##### INFORMATION SHOWN #####

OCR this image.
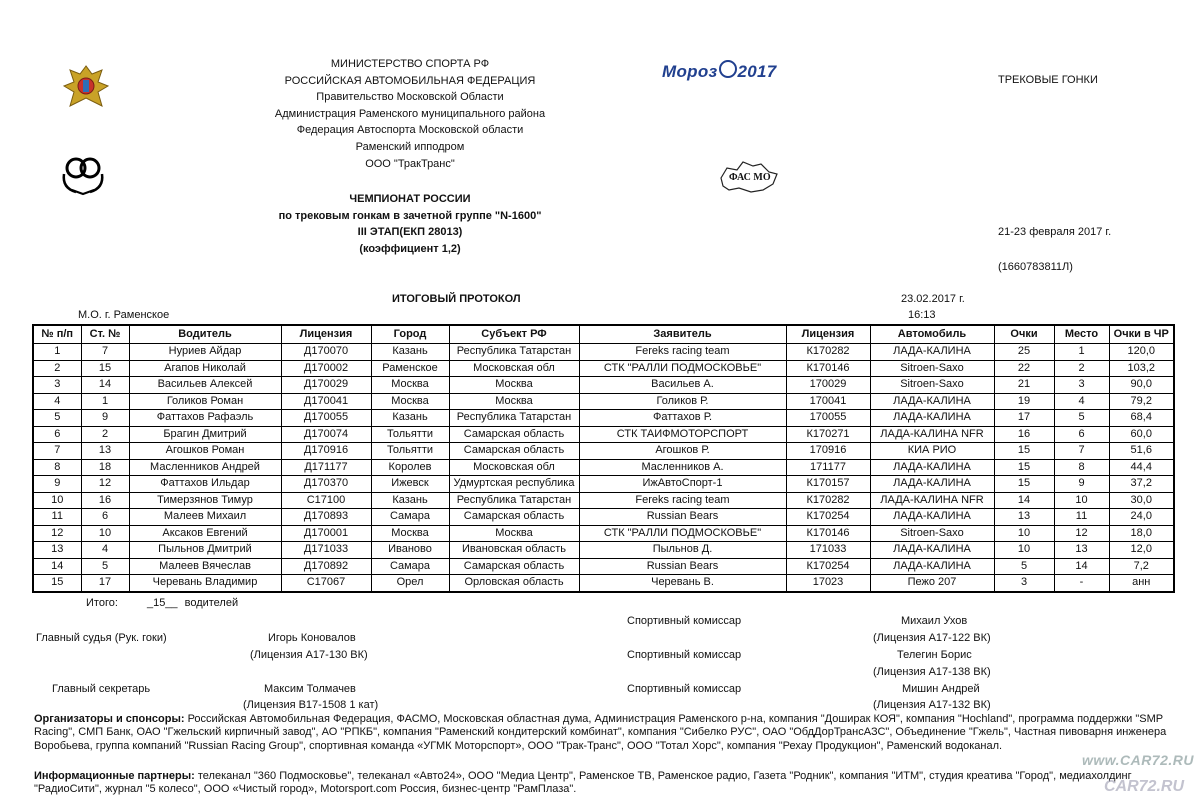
МИНИСТЕРСТВО СПОРТА РФ
РОССИЙСКАЯ АВТОМОБИЛЬНАЯ ФЕДЕРАЦИЯ
Правительство Московской Области
Администрация Раменского муниципального района
Федерация Автоспорта Московской области
Раменский ипподром
ООО "ТракТранс"
ЧЕМПИОНАТ РОССИИ
по трековым гонкам в зачетной группе "N-1600"
III ЭТАП(ЕКП 28013)
(коэффициент 1,2)
Мороз 2017
ФАС МО
ТРЕКОВЫЕ ГОНКИ
21-23 февраля 2017 г.
(1660783811Л)
ИТОГОВЫЙ ПРОТОКОЛ	23.02.2017 г.
16:13
М.О. г. Раменское
№ п/п	Ст. №	Водитель	Лицензия	Город	Субъект РФ	Заявитель	Лицензия	Автомобиль	Очки	Место	Очки в ЧР
1	7	Нуриев Айдар	Д170070	Казань	Республика Татарстан	Fereks racing team	К170282	ЛАДА-КАЛИНА	25	1	120,0
2	15	Агапов Николай	Д170002	Раменское	Московская обл	СТК "РАЛЛИ ПОДМОСКОВЬЕ"	К170146	Sitroen-Saxo	22	2	103,2
3	14	Васильев Алексей	Д170029	Москва	Москва	Васильев А.	170029	Sitroen-Saxo	21	3	90,0
4	1	Голиков Роман	Д170041	Москва	Москва	Голиков Р.	170041	ЛАДА-КАЛИНА	19	4	79,2
5	9	Фаттахов Рафаэль	Д170055	Казань	Республика Татарстан	Фаттахов Р.	170055	ЛАДА-КАЛИНА	17	5	68,4
6	2	Брагин Дмитрий	Д170074	Тольятти	Самарская область	СТК ТАИФМОТОРСПОРТ	К170271	ЛАДА-КАЛИНА NFR	16	6	60,0
7	13	Агошков Роман	Д170916	Тольятти	Самарская область	Агошков Р.	170916	КИА РИО	15	7	51,6
8	18	Масленников Андрей	Д171177	Королев	Московская обл	Масленников А.	171177	ЛАДА-КАЛИНА	15	8	44,4
9	12	Фаттахов Ильдар	Д170370	Ижевск	Удмуртская республика	ИжАвтоСпорт-1	К170157	ЛАДА-КАЛИНА	15	9	37,2
10	16	Тимерзянов Тимур	С17100	Казань	Республика Татарстан	Fereks racing team	К170282	ЛАДА-КАЛИНА NFR	14	10	30,0
11	6	Малеев Михаил	Д170893	Самара	Самарская область	Russian Bears	К170254	ЛАДА-КАЛИНА	13	11	24,0
12	10	Аксаков Евгений	Д170001	Москва	Москва	СТК "РАЛЛИ ПОДМОСКОВЬЕ"	К170146	Sitroen-Saxo	10	12	18,0
13	4	Пыльнов Дмитрий	Д171033	Иваново	Ивановская область	Пыльнов Д.	171033	ЛАДА-КАЛИНА	10	13	12,0
14	5	Малеев Вячеслав	Д170892	Самара	Самарская область	Russian Bears	К170254	ЛАДА-КАЛИНА	5	14	7,2
15	17	Черевань Владимир	С17067	Орел	Орловская область	Черевань В.	17023	Пежо 207	3	-	анн
Итого:	_15__ водителей
Главный судья (Рук. гоки)	Игорь Коновалов
(Лицензия А17-130 ВК)
Главный секретарь	Максим Толмачев
(Лицензия В17-1508 1 кат)
Спортивный комиссар	Михаил Ухов
(Лицензия А17-122 ВК)
Спортивный комиссар	Телегин Борис
(Лицензия А17-138 ВК)
Спортивный комиссар	Мишин Андрей
(Лицензия А17-132 ВК)
Организаторы и спонсоры: Российская Автомобильная Федерация, ФАСМО, Московская областная дума, Администрация Раменского р-на, компания "Доширак КОЯ", компания "Hochland", программа поддержки "SMP Racing", СМП Банк, ОАО "Гжельский кирпичный завод", АО "РПКБ", компания "Раменский кондитерский комбинат", компания "Сибелко РУС", ОАО "ОбдДорТрансАЗС", Объединение "Гжель", Частная пивоварня инженера Воробьева, группа компаний "Russian Racing Group", спортивная команда «УГМК Моторспорт», ООО "Трак-Транс", ООО "Тотал Хорс", компания "Рехау Продукцион", Раменский водоканал.
Информационные партнеры: телеканал "360 Подмосковье", телеканал «Авто24», ООО "Медиа Центр", Раменское ТВ, Раменское радио, Газета "Родник", компания "ИТМ", студия креатива "Город", медиахолдинг "РадиоСити", журнал "5 колесо", ООО «Чистый город», Motorsport.com Россия, бизнес-центр "РамПлаза".
www.CAR72.RU
CAR72.RU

#####

** STATED PROBLEM **
Exclude the pictures and repeat every other part of the records word for word.

** SOLUTION FOR THIS EXERCISE **
OCR this image.
МИНИСТЕРСТВО СПОРТА РФ
РОССИЙСКАЯ АВТОМОБИЛЬНАЯ ФЕДЕРАЦИЯ
Правительство Московской Области
Администрация Раменского муниципального района
Федерация Автоспорта Московской области
Раменский ипподром
ООО "ТракТранс"
ЧЕМПИОНАТ РОССИИ
по трековым гонкам в зачетной группе "N-1600"
III ЭТАП(ЕКП 28013)
(коэффициент 1,2)
Мороз 2017
ФАС МО
ТРЕКОВЫЕ ГОНКИ
21-23 февраля 2017 г.
(1660783811Л)
ИТОГОВЫЙ ПРОТОКОЛ	23.02.2017 г.
16:13
М.О. г. Раменское
№ п/п	Ст. №	Водитель	Лицензия	Город	Субъект РФ	Заявитель	Лицензия	Автомобиль	Очки	Место	Очки в ЧР
1	7	Нуриев Айдар	Д170070	Казань	Республика Татарстан	Fereks racing team	К170282	ЛАДА-КАЛИНА	25	1	120,0
2	15	Агапов Николай	Д170002	Раменское	Московская обл	СТК "РАЛЛИ ПОДМОСКОВЬЕ"	К170146	Sitroen-Saxo	22	2	103,2
3	14	Васильев Алексей	Д170029	Москва	Москва	Васильев А.	170029	Sitroen-Saxo	21	3	90,0
4	1	Голиков Роман	Д170041	Москва	Москва	Голиков Р.	170041	ЛАДА-КАЛИНА	19	4	79,2
5	9	Фаттахов Рафаэль	Д170055	Казань	Республика Татарстан	Фаттахов Р.	170055	ЛАДА-КАЛИНА	17	5	68,4
6	2	Брагин Дмитрий	Д170074	Тольятти	Самарская область	СТК ТАИФМОТОРСПОРТ	К170271	ЛАДА-КАЛИНА NFR	16	6	60,0
7	13	Агошков Роман	Д170916	Тольятти	Самарская область	Агошков Р.	170916	КИА РИО	15	7	51,6
8	18	Масленников Андрей	Д171177	Королев	Московская обл	Масленников А.	171177	ЛАДА-КАЛИНА	15	8	44,4
9	12	Фаттахов Ильдар	Д170370	Ижевск	Удмуртская республика	ИжАвтоСпорт-1	К170157	ЛАДА-КАЛИНА	15	9	37,2
10	16	Тимерзянов Тимур	С17100	Казань	Республика Татарстан	Fereks racing team	К170282	ЛАДА-КАЛИНА NFR	14	10	30,0
11	6	Малеев Михаил	Д170893	Самара	Самарская область	Russian Bears	К170254	ЛАДА-КАЛИНА	13	11	24,0
12	10	Аксаков Евгений	Д170001	Москва	Москва	СТК "РАЛЛИ ПОДМОСКОВЬЕ"	К170146	Sitroen-Saxo	10	12	18,0
13	4	Пыльнов Дмитрий	Д171033	Иваново	Ивановская область	Пыльнов Д.	171033	ЛАДА-КАЛИНА	10	13	12,0
14	5	Малеев Вячеслав	Д170892	Самара	Самарская область	Russian Bears	К170254	ЛАДА-КАЛИНА	5	14	7,2
15	17	Черевань Владимир	С17067	Орел	Орловская область	Черевань В.	17023	Пежо 207	3	-	анн
Итого:	_15__ водителей
Главный судья (Рук. гоки)	Игорь Коновалов
(Лицензия А17-130 ВК)
Главный секретарь	Максим Толмачев
(Лицензия В17-1508 1 кат)
Спортивный комиссар	Михаил Ухов
(Лицензия А17-122 ВК)
Спортивный комиссар	Телегин Борис
(Лицензия А17-138 ВК)
Спортивный комиссар	Мишин Андрей
(Лицензия А17-132 ВК)
Организаторы и спонсоры: Российская Автомобильная Федерация, ФАСМО, Московская областная дума, Администрация Раменского р-на, компания "Доширак КОЯ", компания "Hochland", программа поддержки "SMP Racing", СМП Банк, ОАО "Гжельский кирпичный завод", АО "РПКБ", компания "Раменский кондитерский комбинат", компания "Сибелко РУС", ОАО "ОбдДорТрансАЗС", Объединение "Гжель", Частная пивоварня инженера Воробьева, группа компаний "Russian Racing Group", спортивная команда «УГМК Моторспорт», ООО "Трак-Транс", ООО "Тотал Хорс", компания "Рехау Продукцион", Раменский водоканал.
Информационные партнеры: телеканал "360 Подмосковье", телеканал «Авто24», ООО "Медиа Центр", Раменское ТВ, Раменское радио, Газета "Родник", компания "ИТМ", студия креатива "Город", медиахолдинг "РадиоСити", журнал "5 колесо", ООО «Чистый город», Motorsport.com Россия, бизнес-центр "РамПлаза".
www.CAR72.RU
CAR72.RU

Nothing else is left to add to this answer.